==== TEXTE FOURNI ====

Les rencontres nationales de Petites Villes de demain se sont déroulées ce 22 avril matin, en format digitalisé. Très concrètes, elles ont permis aux plus de 1 000 participants de poser leurs questions par chat sur les modalités et les services du programme : la mobilisation de l’ingénierie de projet, le rôle et le financement du chef de projet, les opérateurs que les communes impliquées peuvent actionner via le délégué territorial de l’ANCT…

La rencontre a permis de partager autour de huit témoignages inspirants d’élus et d’acteurs des territoires – comme ceux de Montbard (21), La Souterraine (23), Joigny (89), Sierck-les-Bains (57)… –, pour lutter contre la vacance commerciale, rénover du bâti dégradé en centre-ville ou transformer un lieu oublié en lieu de patrimoine. Ils ont partagé leurs expériences de terrain avec leurs pairs impliqués dans le programme, exposé comment ils ont procédé, dans leur territoire, pour être accompagnés en termes d’ingénierie et de financements.

Reportage à La Souterraine (5 000 habitants), dans la Creuse

Plus de vidéos de projets

Deux enjeux clés : l’ingénierie et la conduite du projet

250 millions d’euros d’ingénierie

« Le programme Petites Villes de demain mobilise 250 millions d’euros d’ingénierie pour aider les communes à monter leur projet, arrêter une méthode et à rassembler les savoir-faire nécessaires pour passer du projet à la réalisation. Cette ingénierie et notre réseau de partenaires peuvent être actionnés au niveau local ou national par le biais du préfet de département, le délégué territorial de l’ANCT. Pour accompagner les communes dans cette démarche, le recrutement d’un chef de projet est conseillé. L’ANCT, l’Anah et la Banque des territoires cofinancent ce poste à hauteur de 75 %, pendant toute la durée du programme », a rappelé Yves Le Breton, directeur général de l’Agence.

Une formation dédiée et gratuite

« Avec l’ANCT, nous avons conçu des formations dédiées à ces chefs de projets. D’abord un socle de trois jours pour tous (comment bâtir un projet, le financer, le mettre en œuvre…) ainsi que des modules spécialisés, par exemple sur l’urbanisme. », Pascal Berteaud, directeur général du Cerema.

==== DOCUMENTS SOURCES ====

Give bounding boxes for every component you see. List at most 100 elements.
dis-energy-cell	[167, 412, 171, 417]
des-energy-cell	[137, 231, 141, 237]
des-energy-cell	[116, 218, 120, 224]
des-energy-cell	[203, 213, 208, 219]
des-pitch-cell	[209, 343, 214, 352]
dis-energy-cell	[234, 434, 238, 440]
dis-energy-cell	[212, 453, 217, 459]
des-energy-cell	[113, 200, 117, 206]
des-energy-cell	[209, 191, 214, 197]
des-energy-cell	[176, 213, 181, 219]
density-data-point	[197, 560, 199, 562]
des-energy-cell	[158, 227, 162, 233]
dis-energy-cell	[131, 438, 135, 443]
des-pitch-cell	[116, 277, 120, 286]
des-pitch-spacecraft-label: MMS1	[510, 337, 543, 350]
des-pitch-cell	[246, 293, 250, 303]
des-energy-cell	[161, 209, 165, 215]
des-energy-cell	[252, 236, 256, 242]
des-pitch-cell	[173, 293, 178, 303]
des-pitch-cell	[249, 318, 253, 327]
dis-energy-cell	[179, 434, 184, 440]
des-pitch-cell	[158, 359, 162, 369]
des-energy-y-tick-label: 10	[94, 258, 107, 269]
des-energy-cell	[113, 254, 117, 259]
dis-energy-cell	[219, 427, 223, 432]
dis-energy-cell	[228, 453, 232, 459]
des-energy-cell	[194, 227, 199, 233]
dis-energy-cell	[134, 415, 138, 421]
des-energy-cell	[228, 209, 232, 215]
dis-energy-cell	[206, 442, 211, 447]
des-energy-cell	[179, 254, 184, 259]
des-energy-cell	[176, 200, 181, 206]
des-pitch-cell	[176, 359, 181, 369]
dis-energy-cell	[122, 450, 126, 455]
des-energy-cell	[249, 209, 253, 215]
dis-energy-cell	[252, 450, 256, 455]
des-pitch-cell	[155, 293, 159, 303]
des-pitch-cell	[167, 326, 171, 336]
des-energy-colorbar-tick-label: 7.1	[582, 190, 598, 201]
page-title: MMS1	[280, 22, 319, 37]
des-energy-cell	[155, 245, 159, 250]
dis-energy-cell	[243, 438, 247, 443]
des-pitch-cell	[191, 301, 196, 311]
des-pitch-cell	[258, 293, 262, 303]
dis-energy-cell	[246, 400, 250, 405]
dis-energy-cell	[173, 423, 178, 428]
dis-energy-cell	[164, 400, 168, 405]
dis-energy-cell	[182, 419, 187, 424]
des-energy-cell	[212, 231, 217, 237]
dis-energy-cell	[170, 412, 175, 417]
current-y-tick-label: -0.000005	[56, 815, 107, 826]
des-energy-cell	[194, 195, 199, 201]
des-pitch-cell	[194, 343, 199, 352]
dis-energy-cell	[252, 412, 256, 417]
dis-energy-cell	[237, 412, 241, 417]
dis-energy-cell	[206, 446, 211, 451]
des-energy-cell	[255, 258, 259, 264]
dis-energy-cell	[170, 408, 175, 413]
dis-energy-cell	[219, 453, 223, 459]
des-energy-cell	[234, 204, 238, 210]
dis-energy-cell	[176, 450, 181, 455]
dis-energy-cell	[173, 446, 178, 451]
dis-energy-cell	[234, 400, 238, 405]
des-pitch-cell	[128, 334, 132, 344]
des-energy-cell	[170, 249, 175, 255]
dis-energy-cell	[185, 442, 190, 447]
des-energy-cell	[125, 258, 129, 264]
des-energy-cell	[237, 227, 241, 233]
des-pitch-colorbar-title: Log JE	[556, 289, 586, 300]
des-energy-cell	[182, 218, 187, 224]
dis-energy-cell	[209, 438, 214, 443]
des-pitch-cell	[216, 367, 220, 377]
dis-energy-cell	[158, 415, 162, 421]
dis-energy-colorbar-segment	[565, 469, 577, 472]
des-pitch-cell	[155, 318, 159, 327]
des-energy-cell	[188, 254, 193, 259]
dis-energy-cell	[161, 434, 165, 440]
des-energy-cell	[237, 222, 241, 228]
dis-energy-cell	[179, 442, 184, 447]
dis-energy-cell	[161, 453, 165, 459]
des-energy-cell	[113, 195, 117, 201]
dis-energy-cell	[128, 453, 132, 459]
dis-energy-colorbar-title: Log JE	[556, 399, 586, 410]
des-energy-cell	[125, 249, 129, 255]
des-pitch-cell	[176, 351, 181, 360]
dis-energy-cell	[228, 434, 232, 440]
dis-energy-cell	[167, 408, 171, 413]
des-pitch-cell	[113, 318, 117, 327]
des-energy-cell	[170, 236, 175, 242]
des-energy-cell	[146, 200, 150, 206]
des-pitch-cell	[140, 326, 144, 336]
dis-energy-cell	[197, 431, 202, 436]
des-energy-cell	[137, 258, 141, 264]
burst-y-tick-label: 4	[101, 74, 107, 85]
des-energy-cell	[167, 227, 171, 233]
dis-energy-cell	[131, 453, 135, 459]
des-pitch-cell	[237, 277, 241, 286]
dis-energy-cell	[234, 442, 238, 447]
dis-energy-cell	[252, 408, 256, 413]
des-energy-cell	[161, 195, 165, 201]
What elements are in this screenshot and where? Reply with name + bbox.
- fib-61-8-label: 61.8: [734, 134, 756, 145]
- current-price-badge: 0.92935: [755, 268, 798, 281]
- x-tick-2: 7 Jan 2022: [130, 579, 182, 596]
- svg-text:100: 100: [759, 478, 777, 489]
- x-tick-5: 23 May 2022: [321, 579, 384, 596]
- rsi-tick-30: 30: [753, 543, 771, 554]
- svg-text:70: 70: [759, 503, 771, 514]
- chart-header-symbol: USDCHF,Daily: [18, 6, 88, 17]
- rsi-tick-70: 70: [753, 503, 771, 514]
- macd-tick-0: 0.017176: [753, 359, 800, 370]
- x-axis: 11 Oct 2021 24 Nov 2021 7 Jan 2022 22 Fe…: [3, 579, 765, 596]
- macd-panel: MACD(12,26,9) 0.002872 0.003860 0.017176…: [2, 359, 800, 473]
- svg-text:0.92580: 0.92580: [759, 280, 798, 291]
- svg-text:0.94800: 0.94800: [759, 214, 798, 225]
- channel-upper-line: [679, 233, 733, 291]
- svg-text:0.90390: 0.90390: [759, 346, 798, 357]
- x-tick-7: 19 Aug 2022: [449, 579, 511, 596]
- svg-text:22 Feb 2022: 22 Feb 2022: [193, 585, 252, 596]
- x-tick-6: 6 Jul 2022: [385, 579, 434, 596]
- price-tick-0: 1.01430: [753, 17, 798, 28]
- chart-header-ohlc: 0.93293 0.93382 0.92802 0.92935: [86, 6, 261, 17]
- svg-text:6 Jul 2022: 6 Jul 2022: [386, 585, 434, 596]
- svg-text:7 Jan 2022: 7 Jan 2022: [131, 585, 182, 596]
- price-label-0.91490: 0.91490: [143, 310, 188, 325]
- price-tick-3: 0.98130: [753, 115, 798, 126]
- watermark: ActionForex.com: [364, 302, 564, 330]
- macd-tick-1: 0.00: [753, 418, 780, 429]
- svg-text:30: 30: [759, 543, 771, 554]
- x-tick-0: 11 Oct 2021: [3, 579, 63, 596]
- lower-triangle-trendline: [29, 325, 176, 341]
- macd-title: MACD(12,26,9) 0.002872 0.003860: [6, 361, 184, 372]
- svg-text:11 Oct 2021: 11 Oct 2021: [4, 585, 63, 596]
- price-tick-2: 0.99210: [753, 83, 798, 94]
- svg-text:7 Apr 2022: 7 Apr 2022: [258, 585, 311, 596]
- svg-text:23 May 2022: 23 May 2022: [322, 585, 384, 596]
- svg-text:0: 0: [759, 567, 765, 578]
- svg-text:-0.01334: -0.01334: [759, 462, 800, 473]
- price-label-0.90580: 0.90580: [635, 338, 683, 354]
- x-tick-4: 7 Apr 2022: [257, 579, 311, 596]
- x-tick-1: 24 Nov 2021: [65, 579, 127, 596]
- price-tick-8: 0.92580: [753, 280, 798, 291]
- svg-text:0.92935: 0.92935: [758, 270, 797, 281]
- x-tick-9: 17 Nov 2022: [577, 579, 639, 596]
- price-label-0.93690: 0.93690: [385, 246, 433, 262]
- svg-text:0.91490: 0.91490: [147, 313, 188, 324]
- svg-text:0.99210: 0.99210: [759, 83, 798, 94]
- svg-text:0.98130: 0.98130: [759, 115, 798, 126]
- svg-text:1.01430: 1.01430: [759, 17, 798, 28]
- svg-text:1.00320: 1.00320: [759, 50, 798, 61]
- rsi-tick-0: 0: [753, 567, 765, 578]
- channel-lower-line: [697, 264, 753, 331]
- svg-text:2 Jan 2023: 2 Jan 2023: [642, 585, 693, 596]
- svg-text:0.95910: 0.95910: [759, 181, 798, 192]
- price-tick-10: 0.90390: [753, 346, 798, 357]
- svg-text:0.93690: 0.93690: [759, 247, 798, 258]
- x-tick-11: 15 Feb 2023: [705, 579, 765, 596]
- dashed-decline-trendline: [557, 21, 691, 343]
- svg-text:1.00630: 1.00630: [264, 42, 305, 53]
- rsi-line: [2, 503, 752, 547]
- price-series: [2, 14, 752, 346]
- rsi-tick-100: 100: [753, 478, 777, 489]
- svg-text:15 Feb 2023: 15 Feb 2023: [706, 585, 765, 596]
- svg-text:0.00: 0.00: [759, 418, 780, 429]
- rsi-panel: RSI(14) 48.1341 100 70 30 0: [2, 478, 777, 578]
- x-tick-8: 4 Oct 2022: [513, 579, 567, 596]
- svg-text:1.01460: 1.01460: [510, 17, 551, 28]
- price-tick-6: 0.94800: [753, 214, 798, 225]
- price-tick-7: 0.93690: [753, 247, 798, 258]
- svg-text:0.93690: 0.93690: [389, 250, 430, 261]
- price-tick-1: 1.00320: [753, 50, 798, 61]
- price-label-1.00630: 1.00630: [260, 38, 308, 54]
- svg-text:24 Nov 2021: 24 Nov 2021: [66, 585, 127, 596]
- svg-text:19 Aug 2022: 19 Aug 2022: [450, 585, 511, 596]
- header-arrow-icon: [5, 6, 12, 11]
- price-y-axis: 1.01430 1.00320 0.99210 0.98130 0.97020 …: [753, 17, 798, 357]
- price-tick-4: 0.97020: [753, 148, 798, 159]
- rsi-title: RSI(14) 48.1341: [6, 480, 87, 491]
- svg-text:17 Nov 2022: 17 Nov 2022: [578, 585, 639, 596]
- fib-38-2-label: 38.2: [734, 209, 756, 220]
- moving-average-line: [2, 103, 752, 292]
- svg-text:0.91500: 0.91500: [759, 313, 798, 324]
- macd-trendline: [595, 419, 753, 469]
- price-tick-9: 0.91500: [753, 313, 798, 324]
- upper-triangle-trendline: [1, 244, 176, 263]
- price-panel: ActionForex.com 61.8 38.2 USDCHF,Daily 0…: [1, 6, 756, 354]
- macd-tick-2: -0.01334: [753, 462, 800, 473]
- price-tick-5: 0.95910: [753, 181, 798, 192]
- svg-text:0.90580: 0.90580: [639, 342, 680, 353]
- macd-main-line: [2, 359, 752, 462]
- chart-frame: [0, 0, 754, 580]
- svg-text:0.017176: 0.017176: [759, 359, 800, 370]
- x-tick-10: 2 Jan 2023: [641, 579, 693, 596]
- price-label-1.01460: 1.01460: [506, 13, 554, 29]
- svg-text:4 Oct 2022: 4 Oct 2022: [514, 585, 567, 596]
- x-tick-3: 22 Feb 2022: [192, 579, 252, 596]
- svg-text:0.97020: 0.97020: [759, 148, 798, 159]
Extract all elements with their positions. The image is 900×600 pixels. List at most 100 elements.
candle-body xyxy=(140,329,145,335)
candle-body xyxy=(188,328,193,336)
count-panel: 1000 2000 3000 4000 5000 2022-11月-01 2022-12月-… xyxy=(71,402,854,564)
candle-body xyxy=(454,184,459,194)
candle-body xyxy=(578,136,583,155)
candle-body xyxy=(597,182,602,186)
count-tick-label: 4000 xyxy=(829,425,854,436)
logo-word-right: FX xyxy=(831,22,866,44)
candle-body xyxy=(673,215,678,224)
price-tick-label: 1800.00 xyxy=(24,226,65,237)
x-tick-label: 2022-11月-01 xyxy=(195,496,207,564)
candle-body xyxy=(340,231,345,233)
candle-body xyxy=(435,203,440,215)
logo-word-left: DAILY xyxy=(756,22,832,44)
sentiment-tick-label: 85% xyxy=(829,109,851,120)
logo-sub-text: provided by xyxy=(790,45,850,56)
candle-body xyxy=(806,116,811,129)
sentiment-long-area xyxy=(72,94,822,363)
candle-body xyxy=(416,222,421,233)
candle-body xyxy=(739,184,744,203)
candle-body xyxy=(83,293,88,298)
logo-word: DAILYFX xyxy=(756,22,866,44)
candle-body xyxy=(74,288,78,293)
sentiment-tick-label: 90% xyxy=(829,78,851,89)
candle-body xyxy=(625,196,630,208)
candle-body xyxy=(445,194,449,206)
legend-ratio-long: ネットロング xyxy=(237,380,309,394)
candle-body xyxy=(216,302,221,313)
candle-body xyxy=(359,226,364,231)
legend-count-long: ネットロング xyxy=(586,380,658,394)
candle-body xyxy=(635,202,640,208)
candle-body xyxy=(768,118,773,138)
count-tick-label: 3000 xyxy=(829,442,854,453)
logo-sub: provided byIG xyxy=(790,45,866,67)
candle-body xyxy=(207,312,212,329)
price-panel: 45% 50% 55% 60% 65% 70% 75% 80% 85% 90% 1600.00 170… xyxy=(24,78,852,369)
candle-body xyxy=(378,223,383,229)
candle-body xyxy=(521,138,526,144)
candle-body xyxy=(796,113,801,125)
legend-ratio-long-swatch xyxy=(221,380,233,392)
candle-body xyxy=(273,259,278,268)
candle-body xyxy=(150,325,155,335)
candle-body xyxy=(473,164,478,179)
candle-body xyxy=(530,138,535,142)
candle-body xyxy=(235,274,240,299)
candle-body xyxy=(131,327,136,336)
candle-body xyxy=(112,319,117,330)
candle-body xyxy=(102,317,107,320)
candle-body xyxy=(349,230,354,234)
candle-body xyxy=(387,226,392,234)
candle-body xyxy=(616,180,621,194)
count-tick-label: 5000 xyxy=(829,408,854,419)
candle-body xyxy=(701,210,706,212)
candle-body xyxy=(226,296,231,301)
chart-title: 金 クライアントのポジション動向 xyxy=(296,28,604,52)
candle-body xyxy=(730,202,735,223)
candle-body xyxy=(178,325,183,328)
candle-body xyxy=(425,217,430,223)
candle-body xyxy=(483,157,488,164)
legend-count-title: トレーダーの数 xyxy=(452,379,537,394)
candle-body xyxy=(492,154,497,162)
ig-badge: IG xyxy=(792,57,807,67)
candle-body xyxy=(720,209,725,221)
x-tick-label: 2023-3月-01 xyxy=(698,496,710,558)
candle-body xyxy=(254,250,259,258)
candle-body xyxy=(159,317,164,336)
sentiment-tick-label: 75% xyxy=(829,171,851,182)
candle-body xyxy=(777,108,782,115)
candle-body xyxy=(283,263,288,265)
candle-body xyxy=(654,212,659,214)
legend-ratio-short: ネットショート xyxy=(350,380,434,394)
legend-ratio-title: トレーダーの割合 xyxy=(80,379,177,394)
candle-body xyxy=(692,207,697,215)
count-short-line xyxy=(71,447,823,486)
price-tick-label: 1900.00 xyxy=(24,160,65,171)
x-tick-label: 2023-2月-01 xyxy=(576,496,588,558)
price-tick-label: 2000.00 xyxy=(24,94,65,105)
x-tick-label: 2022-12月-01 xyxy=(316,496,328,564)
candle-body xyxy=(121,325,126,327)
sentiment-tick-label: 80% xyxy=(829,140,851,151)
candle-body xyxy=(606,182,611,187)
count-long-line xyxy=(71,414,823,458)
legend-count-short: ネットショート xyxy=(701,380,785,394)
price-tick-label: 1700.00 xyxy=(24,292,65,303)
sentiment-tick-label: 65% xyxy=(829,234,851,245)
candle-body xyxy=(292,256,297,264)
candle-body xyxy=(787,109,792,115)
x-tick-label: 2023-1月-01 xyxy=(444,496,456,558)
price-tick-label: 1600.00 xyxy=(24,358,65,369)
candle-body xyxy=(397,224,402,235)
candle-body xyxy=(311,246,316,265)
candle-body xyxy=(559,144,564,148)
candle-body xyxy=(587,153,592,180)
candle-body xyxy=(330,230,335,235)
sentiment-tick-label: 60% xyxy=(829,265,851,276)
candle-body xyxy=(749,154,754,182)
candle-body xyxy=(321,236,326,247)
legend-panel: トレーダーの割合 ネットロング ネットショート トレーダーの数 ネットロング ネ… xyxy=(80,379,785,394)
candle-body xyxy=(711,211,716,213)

====

CONSIGNE 1 → D'après le texte sur les rencontres de Petites Villes de demain, à quel taux l'ANCT, l'Anah et la Banque des territoires financent-elles ensemble le poste de chef de projet ?
CONSIGNE 2 → Poursuivez le texte sur les rencontres de Petites Villes de demain après sa dernière phrase.

RÉPONSE RÉDIGÉE 1 → Elles le cofinancent à hauteur de 75 %, pendant toute la durée du programme.

RÉPONSE RÉDIGÉE 2 →
« Cette formation est gratuite pour les chefs de projets, les élus référents de Petites Villes de demain et leurs équipes. Jusqu’ici, on constate que le profil des chefs de projet est varié, car les compétences recherchées dépendent du projet du territoire. Certains élus ont recruté un architecte, d'autres des profils développement économique… », a indiqué Juliette Auricoste, directrice du programme à l’Agence, en réponse aux questions des participants.

Des études et des marchés pour préparer les projets

« Les opérateurs partenaires sont tous très coordonnés. Le soutien à l’ingénierie s’applique aussi au financement d’études préalables, à hauteur de 50 millions d’euros. Pour simplifier la conduite du projet, nous proposons un marché à bons de commande avec des prestataires déjà sélectionnés. Les maires peuvent l’actionner, via le délégué territorial, selon leurs besoins. », a exposé Éric Lombard, directeur général de la Banque des territoires.

Replay

(Re) voir la rencontre : 

À noter
Durant toute la matinée, les échanges se sont déroulés en présence d’Yves Le Breton, directeur général de l’ANCT, et de Juliette Auricoste, directrice du programme à l’Agence, des partenaires – Eric Lombard, directeur général de la Caisse des dépôts et consignations/Banque des territoires, Valérie Mancret-Taylor, directrice générale de l’Anah, et Pascal Berteaud, directeur général du Cerema –, ainsi que de Christophe Bouillon, président de l’Association des petites villes de France, et de Gilles Noël de l’Association des maires ruraux de France et d’autres partenaires du programme.